* Begin Material provided *

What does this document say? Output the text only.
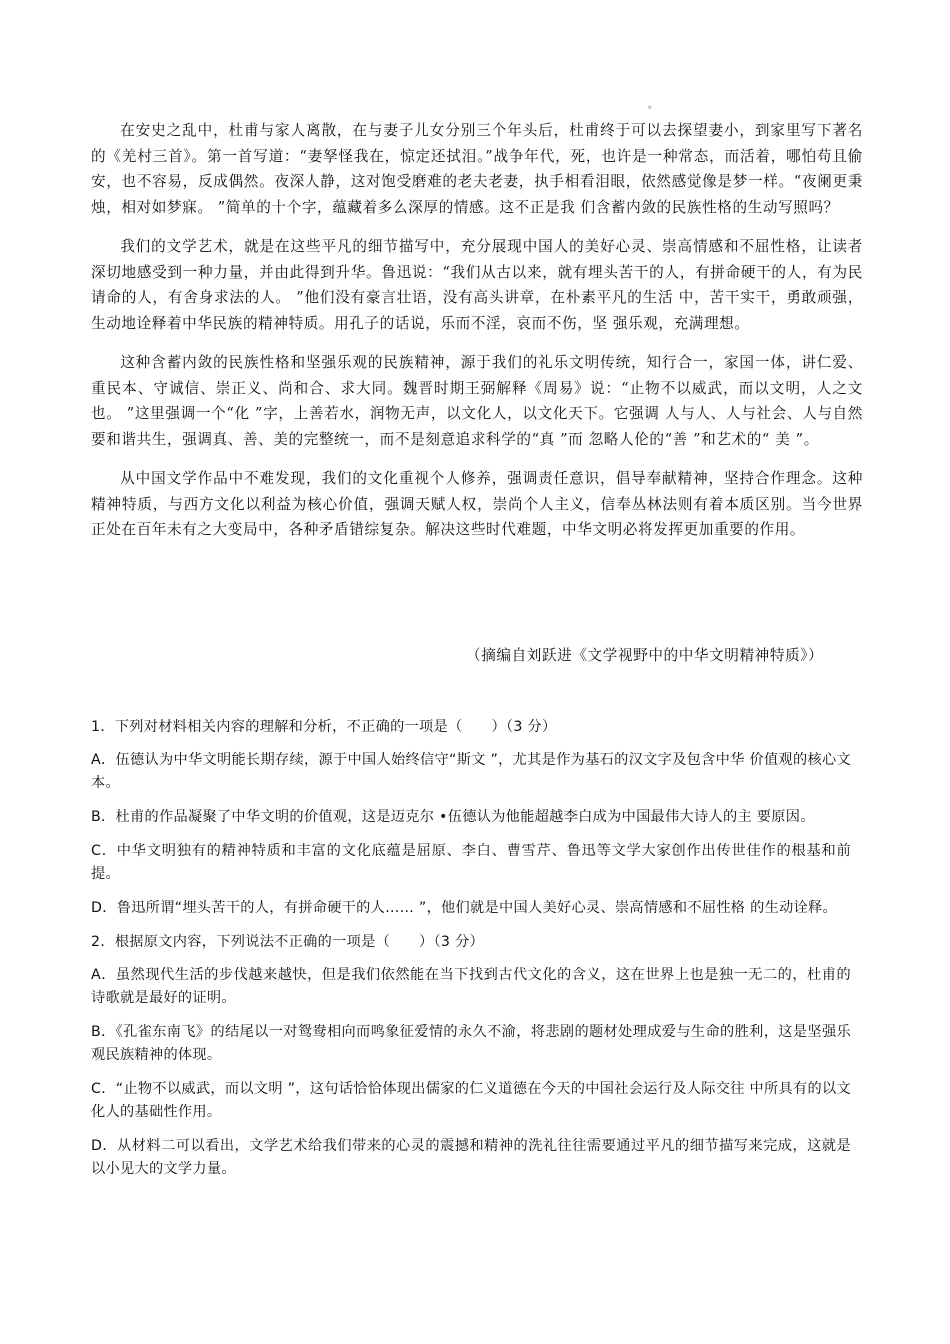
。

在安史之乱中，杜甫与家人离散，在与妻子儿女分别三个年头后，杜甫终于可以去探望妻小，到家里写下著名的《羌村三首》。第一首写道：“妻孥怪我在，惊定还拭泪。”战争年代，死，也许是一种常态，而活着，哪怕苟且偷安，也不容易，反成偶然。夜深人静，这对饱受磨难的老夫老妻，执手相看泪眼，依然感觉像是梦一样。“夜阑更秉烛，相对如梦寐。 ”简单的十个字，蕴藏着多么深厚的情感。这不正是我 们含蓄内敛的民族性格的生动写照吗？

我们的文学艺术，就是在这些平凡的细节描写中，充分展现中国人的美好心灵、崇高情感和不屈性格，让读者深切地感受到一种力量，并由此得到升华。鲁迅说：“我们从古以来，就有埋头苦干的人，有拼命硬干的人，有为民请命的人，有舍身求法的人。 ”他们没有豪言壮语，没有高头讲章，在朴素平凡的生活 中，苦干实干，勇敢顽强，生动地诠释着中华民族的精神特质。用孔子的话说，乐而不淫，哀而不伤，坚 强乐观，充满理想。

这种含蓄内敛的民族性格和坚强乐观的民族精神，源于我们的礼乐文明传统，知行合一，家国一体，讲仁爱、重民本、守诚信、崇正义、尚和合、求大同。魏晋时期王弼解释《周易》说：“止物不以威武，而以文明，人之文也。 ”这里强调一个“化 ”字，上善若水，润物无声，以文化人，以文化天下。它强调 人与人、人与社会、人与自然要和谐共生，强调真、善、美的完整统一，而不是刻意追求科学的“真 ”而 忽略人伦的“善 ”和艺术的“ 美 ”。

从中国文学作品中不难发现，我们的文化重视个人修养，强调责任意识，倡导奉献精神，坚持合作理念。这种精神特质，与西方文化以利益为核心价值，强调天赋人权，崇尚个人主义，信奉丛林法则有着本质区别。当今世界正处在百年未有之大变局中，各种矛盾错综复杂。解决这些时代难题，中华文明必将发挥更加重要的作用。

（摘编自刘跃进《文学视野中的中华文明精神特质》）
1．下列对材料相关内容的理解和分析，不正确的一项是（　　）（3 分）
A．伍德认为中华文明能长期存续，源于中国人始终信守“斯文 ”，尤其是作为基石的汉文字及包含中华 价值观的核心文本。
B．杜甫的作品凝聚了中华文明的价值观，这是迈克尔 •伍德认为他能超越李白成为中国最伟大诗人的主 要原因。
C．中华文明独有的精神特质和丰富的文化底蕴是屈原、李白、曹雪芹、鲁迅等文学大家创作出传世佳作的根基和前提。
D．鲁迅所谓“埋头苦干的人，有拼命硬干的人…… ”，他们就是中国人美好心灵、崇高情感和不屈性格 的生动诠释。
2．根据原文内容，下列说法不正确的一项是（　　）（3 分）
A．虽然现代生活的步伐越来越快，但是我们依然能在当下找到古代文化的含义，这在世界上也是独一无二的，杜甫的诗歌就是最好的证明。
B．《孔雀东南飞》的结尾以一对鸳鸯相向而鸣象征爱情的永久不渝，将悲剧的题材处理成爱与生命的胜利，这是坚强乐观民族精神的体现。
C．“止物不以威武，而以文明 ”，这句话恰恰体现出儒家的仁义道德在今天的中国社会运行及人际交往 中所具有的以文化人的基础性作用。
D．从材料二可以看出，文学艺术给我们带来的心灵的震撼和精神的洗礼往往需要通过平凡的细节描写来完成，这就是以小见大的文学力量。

* End Material provided *
* Begin Material provided *

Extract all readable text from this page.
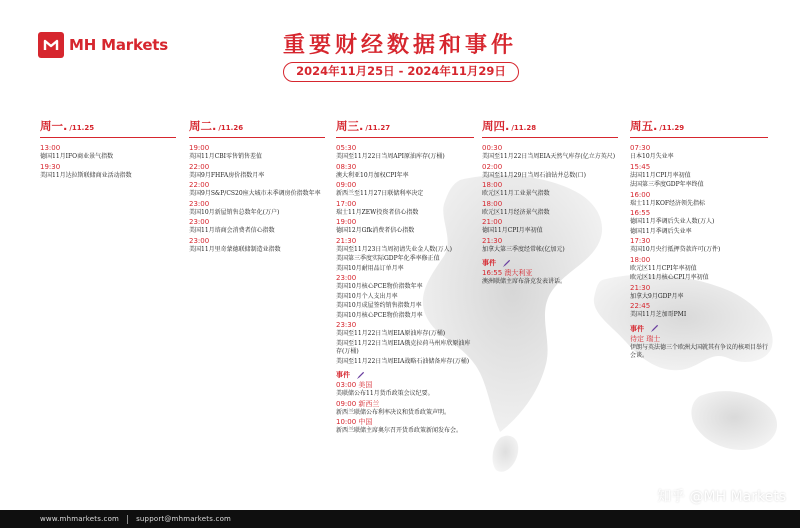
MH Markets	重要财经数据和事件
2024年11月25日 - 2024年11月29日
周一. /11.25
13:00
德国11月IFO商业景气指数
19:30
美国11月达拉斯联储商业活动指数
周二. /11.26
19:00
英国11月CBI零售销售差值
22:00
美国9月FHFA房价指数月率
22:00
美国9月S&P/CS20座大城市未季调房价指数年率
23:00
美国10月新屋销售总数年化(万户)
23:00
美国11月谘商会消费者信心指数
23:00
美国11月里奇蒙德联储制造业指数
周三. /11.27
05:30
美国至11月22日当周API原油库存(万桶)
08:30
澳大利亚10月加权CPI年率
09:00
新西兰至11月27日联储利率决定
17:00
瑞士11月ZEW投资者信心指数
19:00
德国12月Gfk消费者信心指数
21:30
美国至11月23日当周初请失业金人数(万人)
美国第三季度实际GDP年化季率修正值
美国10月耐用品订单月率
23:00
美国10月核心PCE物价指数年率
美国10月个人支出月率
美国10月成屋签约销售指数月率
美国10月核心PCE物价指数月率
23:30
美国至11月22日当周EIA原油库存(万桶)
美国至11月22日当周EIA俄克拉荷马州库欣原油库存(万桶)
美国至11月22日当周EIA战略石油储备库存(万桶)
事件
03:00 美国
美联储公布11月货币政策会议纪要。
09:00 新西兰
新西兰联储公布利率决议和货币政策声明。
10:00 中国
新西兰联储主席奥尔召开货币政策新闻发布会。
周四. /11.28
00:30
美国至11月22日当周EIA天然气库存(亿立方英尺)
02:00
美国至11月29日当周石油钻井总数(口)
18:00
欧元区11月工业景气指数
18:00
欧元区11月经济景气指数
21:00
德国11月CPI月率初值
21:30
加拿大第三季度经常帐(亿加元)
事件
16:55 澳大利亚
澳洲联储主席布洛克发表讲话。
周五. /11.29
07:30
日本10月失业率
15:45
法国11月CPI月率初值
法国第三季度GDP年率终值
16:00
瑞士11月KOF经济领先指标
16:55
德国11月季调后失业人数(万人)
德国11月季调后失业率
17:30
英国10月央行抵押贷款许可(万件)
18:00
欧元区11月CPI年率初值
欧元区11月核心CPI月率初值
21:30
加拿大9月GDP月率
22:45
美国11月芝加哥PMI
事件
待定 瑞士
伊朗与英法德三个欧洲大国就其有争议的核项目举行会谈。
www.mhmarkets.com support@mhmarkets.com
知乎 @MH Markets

* End Material provided *

Work instructions:
Count every line in the listing above that holds "this", then report only the count.

Response below:
2